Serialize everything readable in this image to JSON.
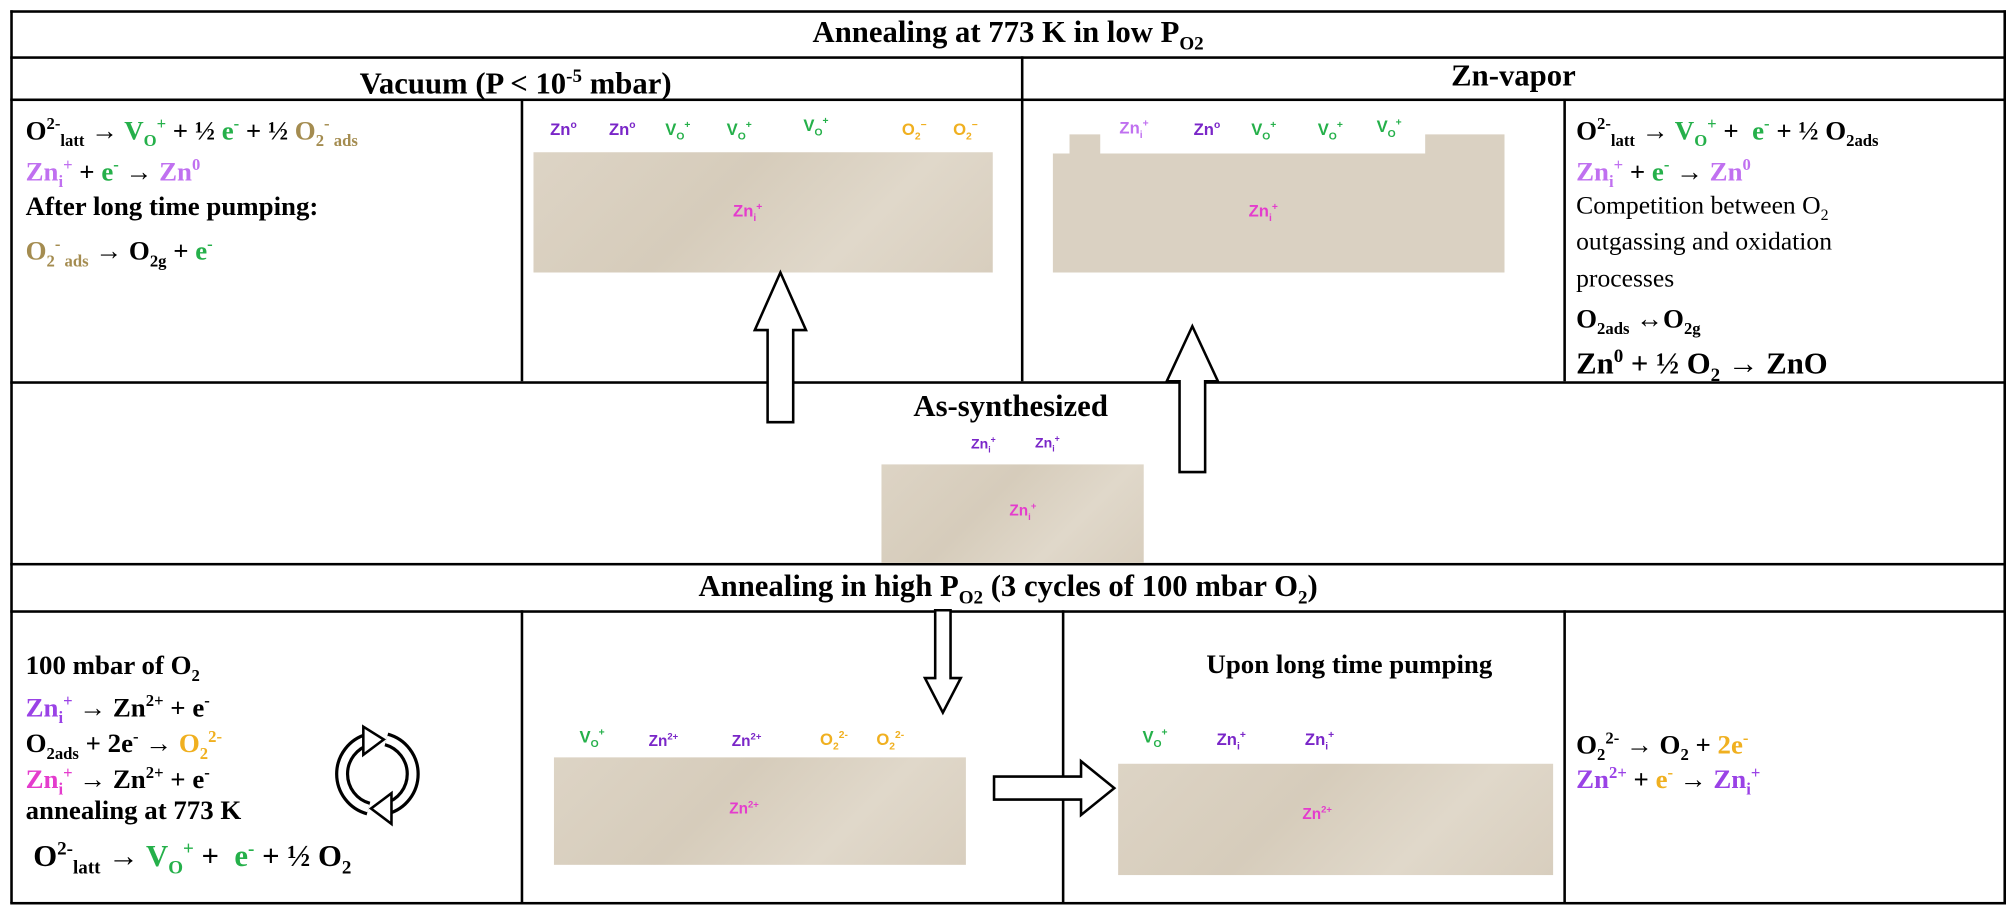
{
  "header": {
    "title": [
      "Annealing at 773 K in low P",
      "O2"
    ]
  },
  "vacuum": {
    "title": [
      "Vacuum (P < 10",
      "-5",
      " mbar)"
    ],
    "equations": [
      [
        "O",
        "2-",
        "latt",
        " → ",
        "V",
        "O",
        "+",
        " + ½ ",
        "e",
        "-",
        " + ½ ",
        "O",
        "2",
        "-",
        " ads"
      ],
      [
        "Zn",
        "i",
        "+",
        " + ",
        "e",
        "-",
        " → ",
        "Zn",
        "0"
      ],
      [
        "After long time pumping:"
      ],
      [
        "O",
        "2",
        "-",
        " ads",
        " → O",
        "2g",
        " + ",
        "e",
        "-"
      ]
    ],
    "surface": [
      [
        "Zn",
        "o"
      ],
      [
        "Zn",
        "o"
      ],
      [
        "V",
        "O",
        "+"
      ],
      [
        "V",
        "O",
        "+"
      ],
      [
        "V",
        "O",
        "+"
      ],
      [
        "O",
        "2",
        "−"
      ],
      [
        "O",
        "2",
        "−"
      ]
    ],
    "bulk": [
      "Zn",
      "i",
      "+"
    ]
  },
  "zn_vapor": {
    "title": "Zn-vapor",
    "surface": [
      [
        "Zn",
        "i",
        "+"
      ],
      [
        "Zn",
        "o"
      ],
      [
        "V",
        "O",
        "+"
      ],
      [
        "V",
        "O",
        "+"
      ],
      [
        "V",
        "O",
        "+"
      ]
    ],
    "bulk": [
      "Zn",
      "i",
      "+"
    ],
    "equations": [
      [
        "O",
        "2-",
        "latt",
        " → ",
        "V",
        "O",
        "+",
        " +  ",
        "e",
        "-",
        " + ½ O",
        "2ads"
      ],
      [
        "Zn",
        "i",
        "+",
        " + ",
        "e",
        "-",
        " → ",
        "Zn",
        "0"
      ],
      [
        "Competition between O",
        "2"
      ],
      [
        "outgassing and oxidation"
      ],
      [
        "processes"
      ],
      [
        "O",
        "2ads",
        " ↔O",
        "2g"
      ],
      [
        "Zn",
        "0",
        " + ½ O",
        "2",
        " → ZnO"
      ]
    ]
  },
  "as_synthesized": {
    "title": "As-synthesized",
    "surface": [
      [
        "Zn",
        "i",
        "+"
      ],
      [
        "Zn",
        "i",
        "+"
      ]
    ],
    "bulk": [
      "Zn",
      "i",
      "+"
    ]
  },
  "high_po2": {
    "title": [
      "Annealing in high P",
      "O2",
      " (3 cycles of 100 mbar O",
      "2",
      ")"
    ],
    "equations": [
      [
        "100 mbar of O",
        "2"
      ],
      [
        "Zn",
        "i",
        "+",
        " → Zn",
        "2+",
        " + e",
        "-"
      ],
      [
        "O",
        "2ads",
        " + 2e",
        "-",
        " → ",
        "O",
        "2",
        "2-"
      ],
      [
        "Zn",
        "i",
        "+",
        " → Zn",
        "2+",
        " + e",
        "-"
      ],
      [
        "annealing at 773 K"
      ],
      [
        " O",
        "2-",
        "latt",
        " → ",
        "V",
        "O",
        "+",
        " +  ",
        "e",
        "-",
        " + ½ O",
        "2"
      ]
    ],
    "surface": [
      [
        "V",
        "O",
        "+"
      ],
      [
        "Zn",
        "2+"
      ],
      [
        "Zn",
        "2+"
      ],
      [
        "O",
        "2",
        "2-"
      ],
      [
        "O",
        "2",
        "2-"
      ]
    ],
    "bulk": [
      "Zn",
      "2+"
    ],
    "pumping": {
      "title": "Upon long time pumping",
      "surface": [
        [
          "V",
          "O",
          "+"
        ],
        [
          "Zn",
          "i",
          "+"
        ],
        [
          "Zn",
          "i",
          "+"
        ]
      ],
      "bulk": [
        "Zn",
        "2+"
      ]
    },
    "result_equations": [
      [
        "O",
        "2",
        "2-",
        " → O",
        "2",
        " + ",
        "2e",
        "-"
      ],
      [
        "Zn",
        "2+",
        " + ",
        "e",
        "-",
        " → ",
        "Zn",
        "i",
        "+"
      ]
    ]
  }
}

■ ■ ■ ■ ■

**Stated goal**
Which lines contain "pumping"? Copy each of them.

**Answer in full**
        "After long time pumping:"
    "pumping": {
      "title": "Upon long time pumping",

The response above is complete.